AIM OF THE TASK:
Quote the entries below word for word, from the line containing "Where is each" through the line containing "- price-badge: [835, 274, 879, 293]".

SUPPLIED RECORDS:
____

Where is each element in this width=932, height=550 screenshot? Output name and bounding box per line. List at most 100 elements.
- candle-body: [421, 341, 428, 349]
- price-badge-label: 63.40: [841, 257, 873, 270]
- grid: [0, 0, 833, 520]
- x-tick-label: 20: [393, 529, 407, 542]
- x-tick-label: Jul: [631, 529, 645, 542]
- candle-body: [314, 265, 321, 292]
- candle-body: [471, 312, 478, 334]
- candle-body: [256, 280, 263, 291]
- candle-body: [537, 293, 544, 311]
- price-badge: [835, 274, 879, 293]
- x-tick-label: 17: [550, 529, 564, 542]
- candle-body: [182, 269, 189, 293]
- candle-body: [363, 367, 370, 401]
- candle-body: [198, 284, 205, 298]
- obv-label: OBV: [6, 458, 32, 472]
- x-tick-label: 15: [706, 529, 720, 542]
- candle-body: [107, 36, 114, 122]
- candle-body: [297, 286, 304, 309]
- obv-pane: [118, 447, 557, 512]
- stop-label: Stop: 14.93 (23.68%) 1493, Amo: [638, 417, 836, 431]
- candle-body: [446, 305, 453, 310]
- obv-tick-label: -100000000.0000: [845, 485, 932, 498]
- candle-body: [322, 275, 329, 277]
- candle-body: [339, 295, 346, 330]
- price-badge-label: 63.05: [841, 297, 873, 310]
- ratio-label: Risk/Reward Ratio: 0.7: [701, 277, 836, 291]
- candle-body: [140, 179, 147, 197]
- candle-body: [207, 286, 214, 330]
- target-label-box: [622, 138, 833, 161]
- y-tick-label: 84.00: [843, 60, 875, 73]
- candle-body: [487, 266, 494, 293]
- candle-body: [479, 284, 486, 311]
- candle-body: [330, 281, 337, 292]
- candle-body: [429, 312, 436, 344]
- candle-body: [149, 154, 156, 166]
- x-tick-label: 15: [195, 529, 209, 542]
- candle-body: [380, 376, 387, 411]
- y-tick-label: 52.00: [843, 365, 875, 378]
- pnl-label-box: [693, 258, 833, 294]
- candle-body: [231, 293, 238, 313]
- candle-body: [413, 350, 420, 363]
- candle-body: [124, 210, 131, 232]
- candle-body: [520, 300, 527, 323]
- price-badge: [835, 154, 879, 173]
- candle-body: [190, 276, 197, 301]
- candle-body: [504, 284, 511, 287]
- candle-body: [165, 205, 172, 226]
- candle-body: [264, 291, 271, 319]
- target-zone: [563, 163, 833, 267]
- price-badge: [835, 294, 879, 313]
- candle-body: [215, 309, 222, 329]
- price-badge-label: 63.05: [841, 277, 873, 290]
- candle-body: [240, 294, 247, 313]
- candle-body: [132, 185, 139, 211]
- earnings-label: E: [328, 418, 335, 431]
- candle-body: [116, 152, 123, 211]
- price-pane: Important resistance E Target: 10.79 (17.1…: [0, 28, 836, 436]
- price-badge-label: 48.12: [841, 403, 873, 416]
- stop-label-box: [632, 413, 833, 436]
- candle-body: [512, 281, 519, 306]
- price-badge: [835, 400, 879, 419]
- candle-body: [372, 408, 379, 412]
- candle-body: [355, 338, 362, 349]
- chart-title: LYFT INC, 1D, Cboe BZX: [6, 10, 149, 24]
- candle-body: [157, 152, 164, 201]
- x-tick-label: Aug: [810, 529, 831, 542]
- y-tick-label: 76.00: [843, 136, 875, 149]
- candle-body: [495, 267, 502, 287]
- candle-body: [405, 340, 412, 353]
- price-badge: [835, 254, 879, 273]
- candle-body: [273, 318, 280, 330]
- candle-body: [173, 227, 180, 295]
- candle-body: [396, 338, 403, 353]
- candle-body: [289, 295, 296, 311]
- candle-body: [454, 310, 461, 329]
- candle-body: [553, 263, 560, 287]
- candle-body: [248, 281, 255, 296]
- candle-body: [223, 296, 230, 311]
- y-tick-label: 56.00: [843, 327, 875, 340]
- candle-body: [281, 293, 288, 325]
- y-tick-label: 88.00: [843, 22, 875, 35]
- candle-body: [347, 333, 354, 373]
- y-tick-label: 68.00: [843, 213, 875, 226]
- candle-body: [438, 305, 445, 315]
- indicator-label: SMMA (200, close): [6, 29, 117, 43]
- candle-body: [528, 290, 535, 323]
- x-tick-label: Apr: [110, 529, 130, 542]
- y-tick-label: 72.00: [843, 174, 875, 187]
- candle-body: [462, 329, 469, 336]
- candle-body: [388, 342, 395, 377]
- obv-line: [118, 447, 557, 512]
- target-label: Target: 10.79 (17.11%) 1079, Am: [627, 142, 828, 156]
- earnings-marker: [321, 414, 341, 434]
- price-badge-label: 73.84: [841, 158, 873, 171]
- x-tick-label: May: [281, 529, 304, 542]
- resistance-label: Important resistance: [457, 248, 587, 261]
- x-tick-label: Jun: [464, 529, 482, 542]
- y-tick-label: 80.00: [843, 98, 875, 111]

____

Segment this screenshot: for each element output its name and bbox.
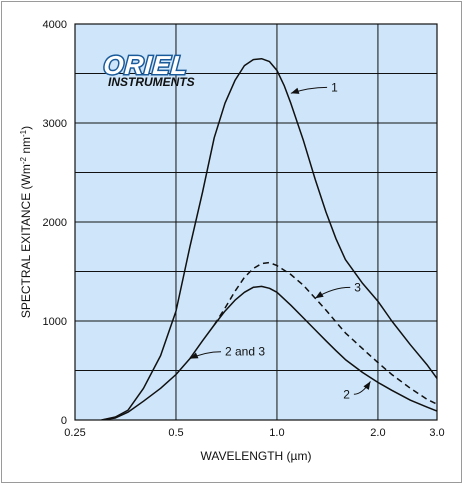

____

EXERCISE RESULT:
Where is each element in this width=932, height=550 screenshot? Output name and bounding box per line. List at most 100 elements.
- candle-body: [421, 341, 428, 349]
- price-badge-label: 63.40: [841, 257, 873, 270]
- grid: [0, 0, 833, 520]
- x-tick-label: 20: [393, 529, 407, 542]
- x-tick-label: Jul: [631, 529, 645, 542]
- candle-body: [314, 265, 321, 292]
- candle-body: [471, 312, 478, 334]
- candle-body: [256, 280, 263, 291]
- candle-body: [537, 293, 544, 311]
- price-badge: [835, 274, 879, 293]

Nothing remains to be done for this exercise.